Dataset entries
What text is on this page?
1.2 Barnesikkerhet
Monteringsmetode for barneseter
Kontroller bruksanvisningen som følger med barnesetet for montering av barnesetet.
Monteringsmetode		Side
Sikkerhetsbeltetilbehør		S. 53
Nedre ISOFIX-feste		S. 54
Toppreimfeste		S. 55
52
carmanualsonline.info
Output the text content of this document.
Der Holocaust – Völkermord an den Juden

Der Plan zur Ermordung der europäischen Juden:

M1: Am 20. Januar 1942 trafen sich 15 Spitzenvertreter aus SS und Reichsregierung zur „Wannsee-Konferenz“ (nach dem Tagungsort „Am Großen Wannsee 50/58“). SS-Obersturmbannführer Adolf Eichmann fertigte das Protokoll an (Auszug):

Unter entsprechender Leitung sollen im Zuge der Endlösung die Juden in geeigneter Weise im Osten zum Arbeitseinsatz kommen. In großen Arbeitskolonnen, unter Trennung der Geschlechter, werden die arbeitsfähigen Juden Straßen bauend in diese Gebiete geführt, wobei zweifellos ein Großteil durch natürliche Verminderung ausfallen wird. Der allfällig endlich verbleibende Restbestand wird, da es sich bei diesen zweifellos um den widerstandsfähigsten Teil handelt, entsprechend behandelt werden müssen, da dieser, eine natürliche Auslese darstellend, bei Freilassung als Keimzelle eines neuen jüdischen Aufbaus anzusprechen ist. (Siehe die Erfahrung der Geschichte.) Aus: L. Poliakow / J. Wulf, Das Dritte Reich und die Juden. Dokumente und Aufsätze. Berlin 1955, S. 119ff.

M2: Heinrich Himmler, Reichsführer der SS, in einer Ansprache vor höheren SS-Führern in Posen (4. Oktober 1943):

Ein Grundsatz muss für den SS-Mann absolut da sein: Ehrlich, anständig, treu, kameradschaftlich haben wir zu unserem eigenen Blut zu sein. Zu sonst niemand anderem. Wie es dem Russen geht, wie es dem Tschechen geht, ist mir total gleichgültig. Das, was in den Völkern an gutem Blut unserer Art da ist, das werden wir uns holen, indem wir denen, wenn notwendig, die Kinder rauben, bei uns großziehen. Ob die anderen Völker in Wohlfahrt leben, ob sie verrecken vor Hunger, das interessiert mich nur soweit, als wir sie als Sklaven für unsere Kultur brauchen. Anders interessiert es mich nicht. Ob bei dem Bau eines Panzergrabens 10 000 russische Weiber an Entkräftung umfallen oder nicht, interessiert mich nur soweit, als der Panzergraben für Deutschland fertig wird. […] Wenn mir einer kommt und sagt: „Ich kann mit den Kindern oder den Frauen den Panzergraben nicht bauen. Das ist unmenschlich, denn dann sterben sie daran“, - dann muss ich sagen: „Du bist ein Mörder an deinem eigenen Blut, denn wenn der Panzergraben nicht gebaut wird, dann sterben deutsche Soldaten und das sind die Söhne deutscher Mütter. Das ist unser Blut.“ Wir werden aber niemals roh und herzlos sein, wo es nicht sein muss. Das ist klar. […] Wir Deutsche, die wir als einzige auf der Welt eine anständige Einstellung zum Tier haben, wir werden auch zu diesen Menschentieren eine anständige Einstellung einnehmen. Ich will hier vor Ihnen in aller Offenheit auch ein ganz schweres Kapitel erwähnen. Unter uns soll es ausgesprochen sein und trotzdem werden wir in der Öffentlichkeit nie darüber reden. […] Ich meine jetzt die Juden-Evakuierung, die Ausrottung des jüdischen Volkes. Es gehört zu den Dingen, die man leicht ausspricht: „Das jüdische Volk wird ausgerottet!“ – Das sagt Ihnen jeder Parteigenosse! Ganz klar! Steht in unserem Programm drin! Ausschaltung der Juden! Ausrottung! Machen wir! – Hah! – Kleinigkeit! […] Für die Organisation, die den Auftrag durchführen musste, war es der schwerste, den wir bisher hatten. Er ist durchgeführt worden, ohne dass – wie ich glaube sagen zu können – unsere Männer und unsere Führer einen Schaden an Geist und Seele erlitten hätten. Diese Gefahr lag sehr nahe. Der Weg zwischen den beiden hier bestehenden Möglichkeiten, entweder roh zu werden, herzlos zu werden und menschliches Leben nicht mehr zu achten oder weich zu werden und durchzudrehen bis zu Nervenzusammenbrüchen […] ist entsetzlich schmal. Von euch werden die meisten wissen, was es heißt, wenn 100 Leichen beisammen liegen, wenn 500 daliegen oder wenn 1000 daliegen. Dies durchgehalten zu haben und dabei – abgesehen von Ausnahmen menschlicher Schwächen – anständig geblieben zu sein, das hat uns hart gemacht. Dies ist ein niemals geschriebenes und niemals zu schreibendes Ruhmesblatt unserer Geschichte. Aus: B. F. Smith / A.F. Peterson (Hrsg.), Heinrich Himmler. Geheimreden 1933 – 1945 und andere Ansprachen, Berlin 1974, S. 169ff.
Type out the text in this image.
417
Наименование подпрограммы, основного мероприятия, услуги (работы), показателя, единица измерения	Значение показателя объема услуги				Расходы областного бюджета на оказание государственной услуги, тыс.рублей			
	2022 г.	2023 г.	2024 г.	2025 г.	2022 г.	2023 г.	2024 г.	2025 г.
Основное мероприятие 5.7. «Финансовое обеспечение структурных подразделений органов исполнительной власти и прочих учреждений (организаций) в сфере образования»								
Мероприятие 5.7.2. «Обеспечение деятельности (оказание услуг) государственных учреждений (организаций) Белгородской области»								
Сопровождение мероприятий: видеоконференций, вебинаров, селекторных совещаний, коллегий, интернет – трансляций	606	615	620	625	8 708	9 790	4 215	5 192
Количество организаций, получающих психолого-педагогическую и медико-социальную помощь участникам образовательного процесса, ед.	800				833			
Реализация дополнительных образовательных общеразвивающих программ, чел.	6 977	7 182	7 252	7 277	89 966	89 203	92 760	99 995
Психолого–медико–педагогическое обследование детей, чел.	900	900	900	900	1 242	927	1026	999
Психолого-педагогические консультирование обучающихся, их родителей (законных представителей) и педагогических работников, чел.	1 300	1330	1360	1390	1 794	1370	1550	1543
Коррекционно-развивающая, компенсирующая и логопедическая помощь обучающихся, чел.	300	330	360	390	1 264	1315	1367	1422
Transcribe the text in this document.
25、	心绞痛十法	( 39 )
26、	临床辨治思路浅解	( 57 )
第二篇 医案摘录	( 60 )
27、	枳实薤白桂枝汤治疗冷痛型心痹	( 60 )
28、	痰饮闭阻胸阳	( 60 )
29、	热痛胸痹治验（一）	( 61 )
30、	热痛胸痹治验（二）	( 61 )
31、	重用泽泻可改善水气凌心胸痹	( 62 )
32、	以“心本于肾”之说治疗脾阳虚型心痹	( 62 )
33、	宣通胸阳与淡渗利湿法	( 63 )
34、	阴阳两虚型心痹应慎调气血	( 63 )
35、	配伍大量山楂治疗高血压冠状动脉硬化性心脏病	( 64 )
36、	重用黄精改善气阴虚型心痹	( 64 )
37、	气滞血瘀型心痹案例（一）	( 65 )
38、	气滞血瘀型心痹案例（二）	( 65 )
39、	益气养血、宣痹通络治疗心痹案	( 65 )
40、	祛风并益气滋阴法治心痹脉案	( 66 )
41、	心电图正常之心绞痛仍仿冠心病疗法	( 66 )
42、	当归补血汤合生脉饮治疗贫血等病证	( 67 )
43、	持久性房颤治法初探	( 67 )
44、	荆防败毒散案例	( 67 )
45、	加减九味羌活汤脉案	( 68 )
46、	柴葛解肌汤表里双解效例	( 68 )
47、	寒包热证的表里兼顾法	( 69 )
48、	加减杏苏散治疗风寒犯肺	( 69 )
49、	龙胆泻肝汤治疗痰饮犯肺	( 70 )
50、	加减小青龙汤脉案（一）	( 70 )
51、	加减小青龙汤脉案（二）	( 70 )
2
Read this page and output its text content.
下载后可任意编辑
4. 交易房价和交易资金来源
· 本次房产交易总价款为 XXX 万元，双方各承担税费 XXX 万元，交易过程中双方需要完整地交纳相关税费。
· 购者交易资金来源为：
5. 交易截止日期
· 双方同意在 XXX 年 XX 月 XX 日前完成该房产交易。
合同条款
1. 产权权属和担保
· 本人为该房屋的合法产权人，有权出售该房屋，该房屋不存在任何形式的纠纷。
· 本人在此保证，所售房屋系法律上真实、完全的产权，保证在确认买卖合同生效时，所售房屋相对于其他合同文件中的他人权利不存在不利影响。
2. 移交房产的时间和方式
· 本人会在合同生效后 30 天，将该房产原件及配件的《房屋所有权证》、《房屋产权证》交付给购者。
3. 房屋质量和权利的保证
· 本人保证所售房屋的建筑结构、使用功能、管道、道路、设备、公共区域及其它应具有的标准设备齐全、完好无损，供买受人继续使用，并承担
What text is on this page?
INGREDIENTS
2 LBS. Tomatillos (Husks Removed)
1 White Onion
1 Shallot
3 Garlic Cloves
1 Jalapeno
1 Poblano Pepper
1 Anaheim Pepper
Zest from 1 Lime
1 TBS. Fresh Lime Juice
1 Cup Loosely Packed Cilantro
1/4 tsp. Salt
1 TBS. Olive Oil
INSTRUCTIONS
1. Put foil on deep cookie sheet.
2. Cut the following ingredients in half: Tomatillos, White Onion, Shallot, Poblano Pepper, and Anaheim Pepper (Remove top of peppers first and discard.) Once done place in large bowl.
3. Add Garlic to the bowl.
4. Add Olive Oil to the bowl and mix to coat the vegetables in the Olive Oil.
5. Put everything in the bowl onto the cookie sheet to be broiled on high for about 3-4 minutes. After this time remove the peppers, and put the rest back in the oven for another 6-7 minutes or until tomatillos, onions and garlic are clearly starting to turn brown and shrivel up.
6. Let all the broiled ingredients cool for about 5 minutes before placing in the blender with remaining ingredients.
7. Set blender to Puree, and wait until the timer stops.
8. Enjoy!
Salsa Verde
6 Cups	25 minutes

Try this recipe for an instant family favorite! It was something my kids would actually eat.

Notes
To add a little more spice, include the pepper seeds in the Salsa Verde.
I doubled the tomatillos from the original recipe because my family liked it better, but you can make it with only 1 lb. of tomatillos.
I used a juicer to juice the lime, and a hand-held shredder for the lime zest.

Do this » Count up the lines in the listing that hold the word "Salsa", and give that number only.

Task output » 2